Written problem: Leave out the pictures and copy the remaining records exactly.

Records from a data collection:
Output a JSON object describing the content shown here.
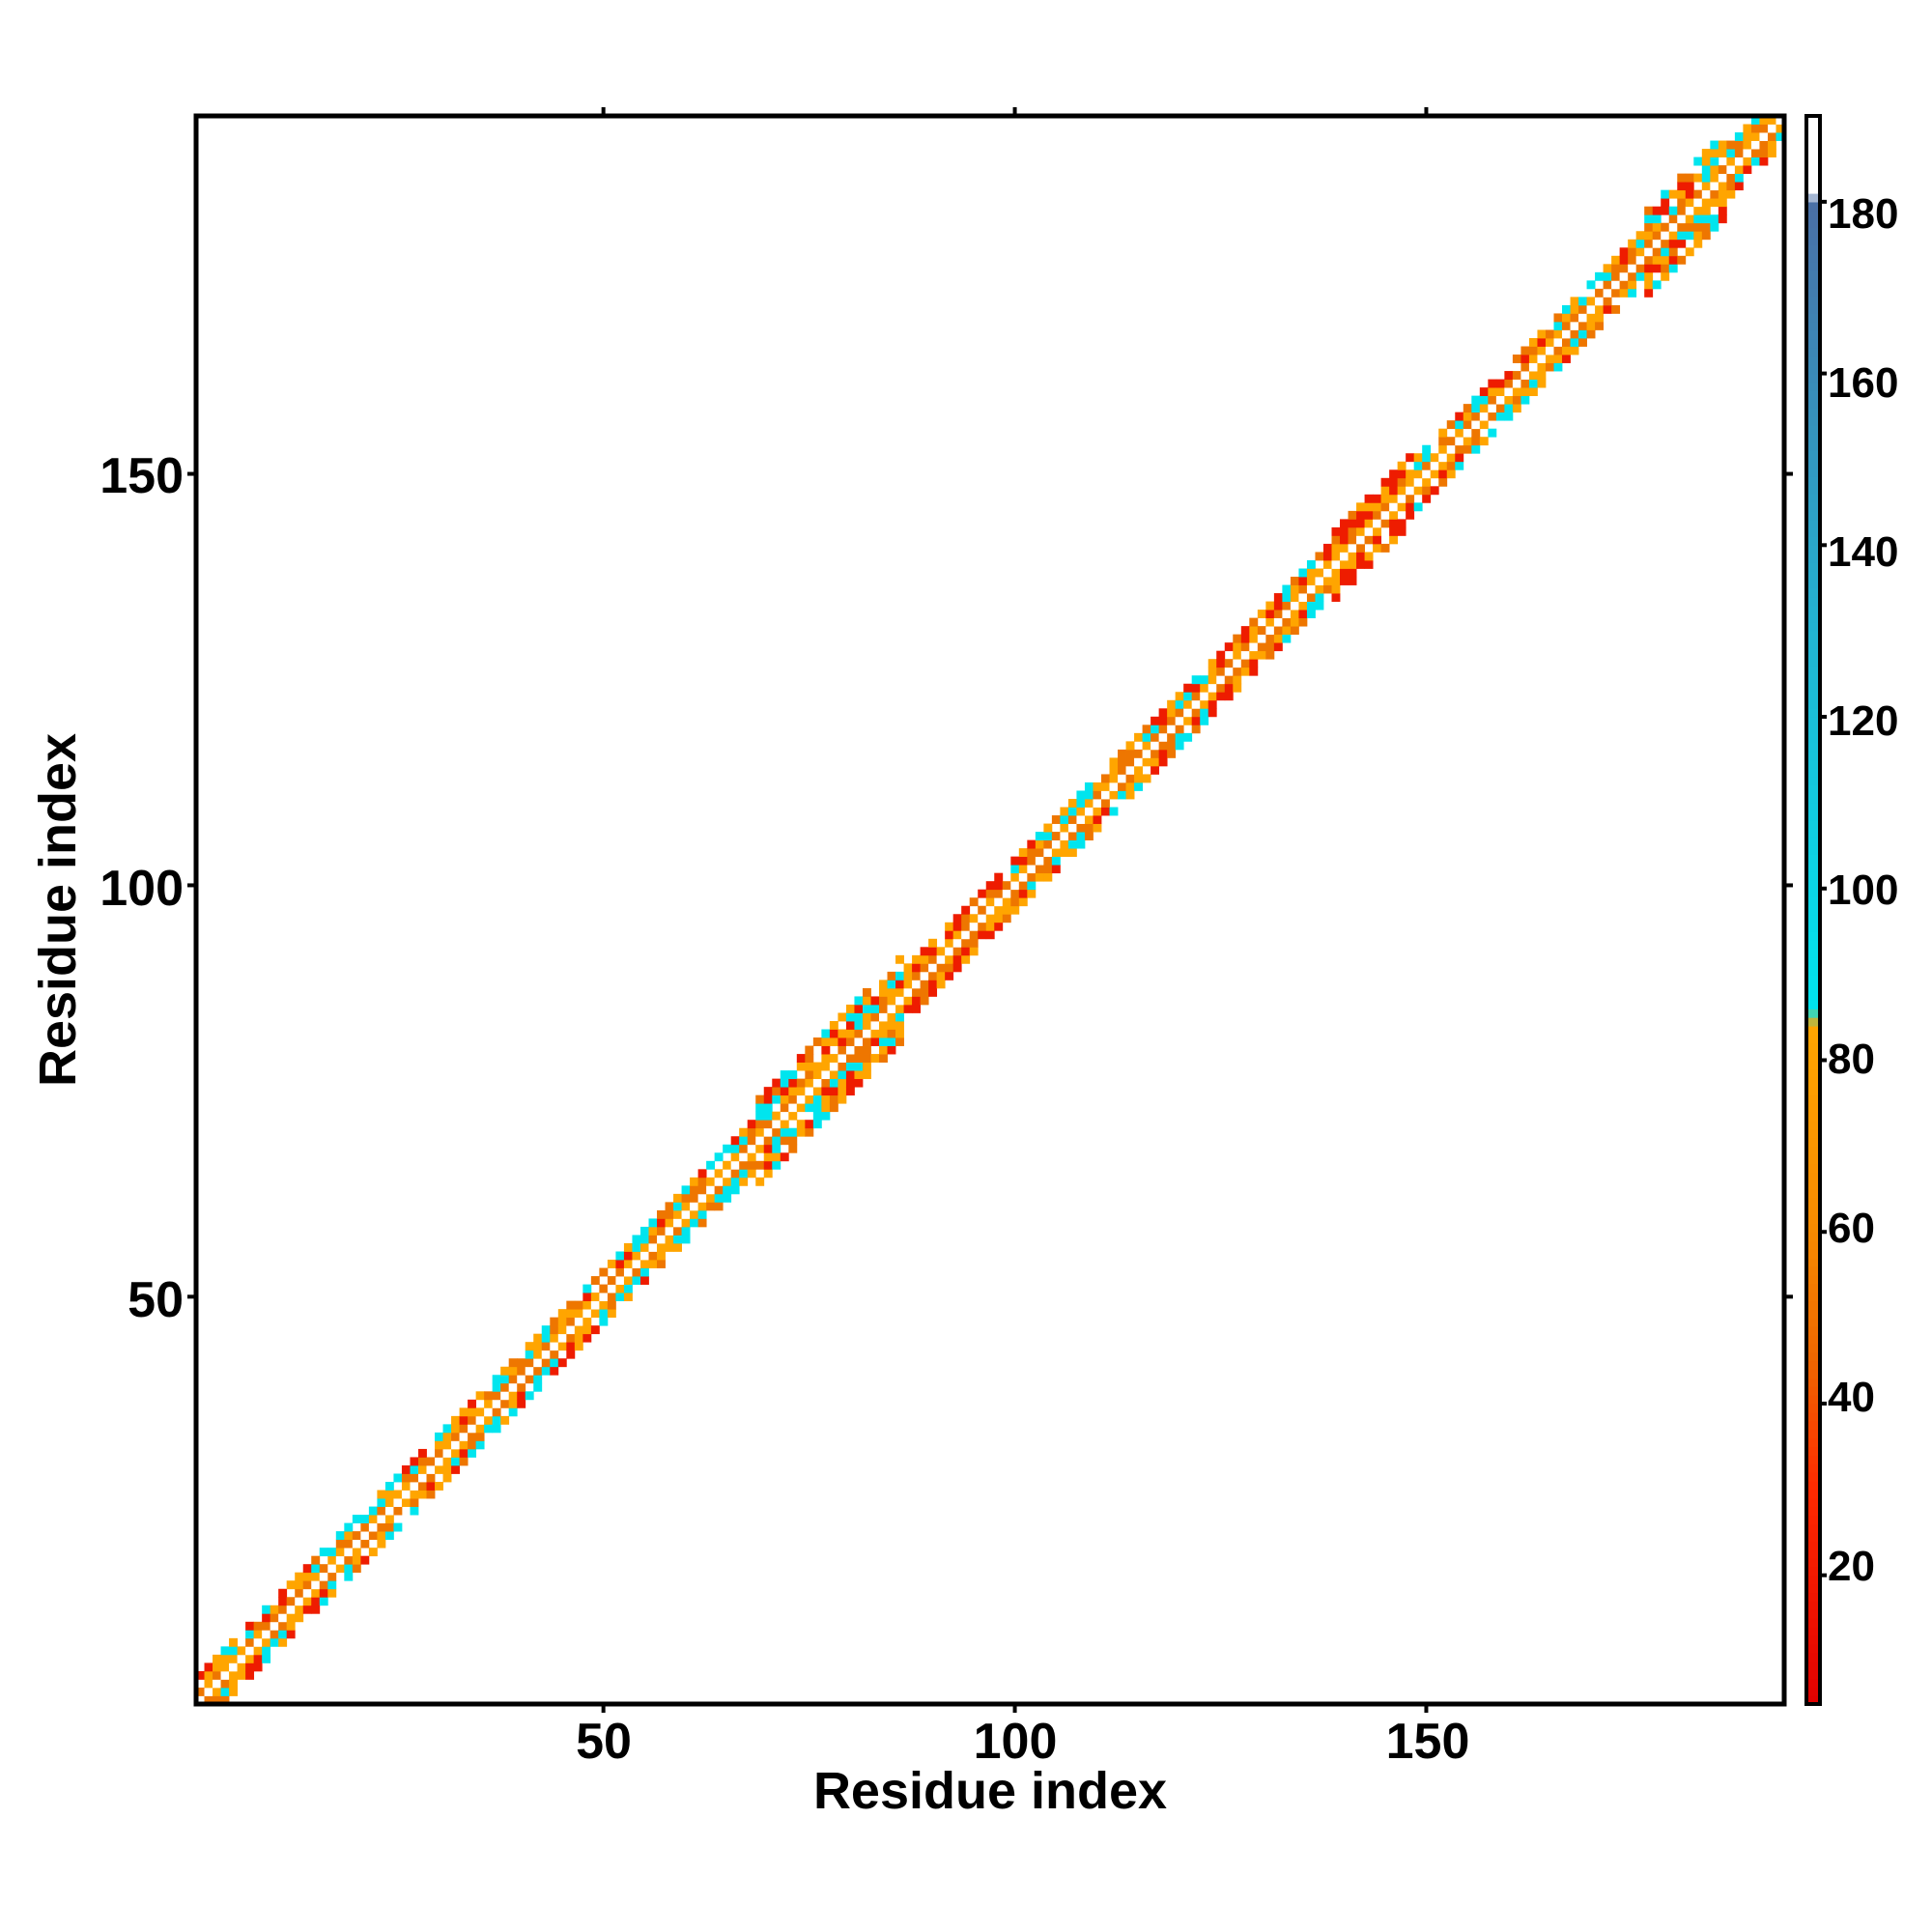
{
  "chart_data": {
    "type": "heatmap",
    "title": "",
    "xlabel": "Residue index",
    "ylabel": "Residue index",
    "xlim": [
      1,
      193
    ],
    "ylim": [
      1,
      193
    ],
    "x_ticks": [
      "50",
      "100",
      "150"
    ],
    "y_ticks": [
      "50",
      "100",
      "150"
    ],
    "colorbar": {
      "range": [
        5,
        190
      ],
      "tick_labels": [
        "20",
        "40",
        "60",
        "80",
        "100",
        "120",
        "140",
        "160",
        "180"
      ],
      "stops": [
        {
          "value": 5,
          "color": "#e00000"
        },
        {
          "value": 30,
          "color": "#ff2a00"
        },
        {
          "value": 45,
          "color": "#ee6600"
        },
        {
          "value": 60,
          "color": "#f78a00"
        },
        {
          "value": 84,
          "color": "#ffa500"
        },
        {
          "value": 86,
          "color": "#00e5ee"
        },
        {
          "value": 130,
          "color": "#22b4d2"
        },
        {
          "value": 180,
          "color": "#4a6fa6"
        },
        {
          "value": 181,
          "color": "#ffffff"
        },
        {
          "value": 190,
          "color": "#ffffff"
        }
      ]
    },
    "cell_colors": {
      "red": "#ee1c00",
      "orange_dark": "#ee7600",
      "orange": "#ffa500",
      "cyan": "#00e5ee",
      "white": "#ffffff"
    },
    "description_of_cells": "Band of angle values near the diagonal; |i-j| <= 1 dominant, wider bands around residues 68-86, 138-148, 176-186",
    "band_regions": [
      {
        "from": 1,
        "to": 68,
        "width": 3
      },
      {
        "from": 68,
        "to": 86,
        "width": 5
      },
      {
        "from": 86,
        "to": 138,
        "width": 3
      },
      {
        "from": 138,
        "to": 148,
        "width": 4
      },
      {
        "from": 148,
        "to": 176,
        "width": 3
      },
      {
        "from": 176,
        "to": 186,
        "width": 5
      },
      {
        "from": 186,
        "to": 193,
        "width": 3
      }
    ]
  }
}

Completed exercise:
Output a JSON object describing the content shown here.
{
  "chart_data": {
    "type": "heatmap",
    "title": "",
    "xlabel": "Residue index",
    "ylabel": "Residue index",
    "xlim": [
      1,
      193
    ],
    "ylim": [
      1,
      193
    ],
    "x_ticks": [
      "50",
      "100",
      "150"
    ],
    "y_ticks": [
      "50",
      "100",
      "150"
    ],
    "colorbar": {
      "range": [
        5,
        190
      ],
      "tick_labels": [
        "20",
        "40",
        "60",
        "80",
        "100",
        "120",
        "140",
        "160",
        "180"
      ],
      "stops": [
        {
          "value": 5,
          "color": "#e00000"
        },
        {
          "value": 30,
          "color": "#ff2a00"
        },
        {
          "value": 45,
          "color": "#ee6600"
        },
        {
          "value": 60,
          "color": "#f78a00"
        },
        {
          "value": 84,
          "color": "#ffa500"
        },
        {
          "value": 86,
          "color": "#00e5ee"
        },
        {
          "value": 130,
          "color": "#22b4d2"
        },
        {
          "value": 180,
          "color": "#4a6fa6"
        },
        {
          "value": 181,
          "color": "#ffffff"
        },
        {
          "value": 190,
          "color": "#ffffff"
        }
      ]
    },
    "cell_colors": {
      "red": "#ee1c00",
      "orange_dark": "#ee7600",
      "orange": "#ffa500",
      "cyan": "#00e5ee",
      "white": "#ffffff"
    },
    "description_of_cells": "Band of angle values near the diagonal; |i-j| <= 1 dominant, wider bands around residues 68-86, 138-148, 176-186",
    "band_regions": [
      {
        "from": 1,
        "to": 68,
        "width": 3
      },
      {
        "from": 68,
        "to": 86,
        "width": 5
      },
      {
        "from": 86,
        "to": 138,
        "width": 3
      },
      {
        "from": 138,
        "to": 148,
        "width": 4
      },
      {
        "from": 148,
        "to": 176,
        "width": 3
      },
      {
        "from": 176,
        "to": 186,
        "width": 5
      },
      {
        "from": 186,
        "to": 193,
        "width": 3
      }
    ]
  }
}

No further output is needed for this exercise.